All of the lines below are to be transcribed faithfully, with pictures excluded from the copy.

▬▬▬

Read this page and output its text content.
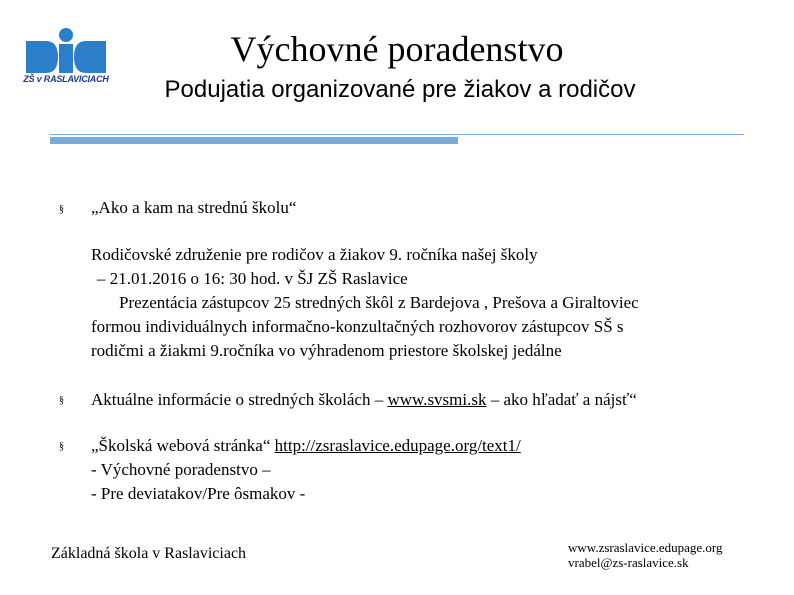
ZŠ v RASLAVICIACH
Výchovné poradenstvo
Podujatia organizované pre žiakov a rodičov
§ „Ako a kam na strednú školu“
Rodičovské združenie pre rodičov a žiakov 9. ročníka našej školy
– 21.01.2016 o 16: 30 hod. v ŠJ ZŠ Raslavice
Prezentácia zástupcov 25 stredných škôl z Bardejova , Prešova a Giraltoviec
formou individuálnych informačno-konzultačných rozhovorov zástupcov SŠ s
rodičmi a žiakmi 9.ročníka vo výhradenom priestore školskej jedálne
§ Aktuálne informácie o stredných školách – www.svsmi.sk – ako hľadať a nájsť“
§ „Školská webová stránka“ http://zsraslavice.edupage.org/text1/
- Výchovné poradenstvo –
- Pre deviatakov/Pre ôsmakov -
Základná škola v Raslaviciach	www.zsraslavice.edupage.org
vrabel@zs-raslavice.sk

▬▬▬

EXERCISE ANSWER
Read this page and output its text content.
ZŠ v RASLAVICIACH
Výchovné poradenstvo
Podujatia organizované pre žiakov a rodičov
§ „Ako a kam na strednú školu“
Rodičovské združenie pre rodičov a žiakov 9. ročníka našej školy
– 21.01.2016 o 16: 30 hod. v ŠJ ZŠ Raslavice
Prezentácia zástupcov 25 stredných škôl z Bardejova , Prešova a Giraltoviec
formou individuálnych informačno-konzultačných rozhovorov zástupcov SŠ s
rodičmi a žiakmi 9.ročníka vo výhradenom priestore školskej jedálne
§ Aktuálne informácie o stredných školách – www.svsmi.sk – ako hľadať a nájsť“
§ „Školská webová stránka“ http://zsraslavice.edupage.org/text1/
- Výchovné poradenstvo –
- Pre deviatakov/Pre ôsmakov -
Základná škola v Raslaviciach	www.zsraslavice.edupage.org
vrabel@zs-raslavice.sk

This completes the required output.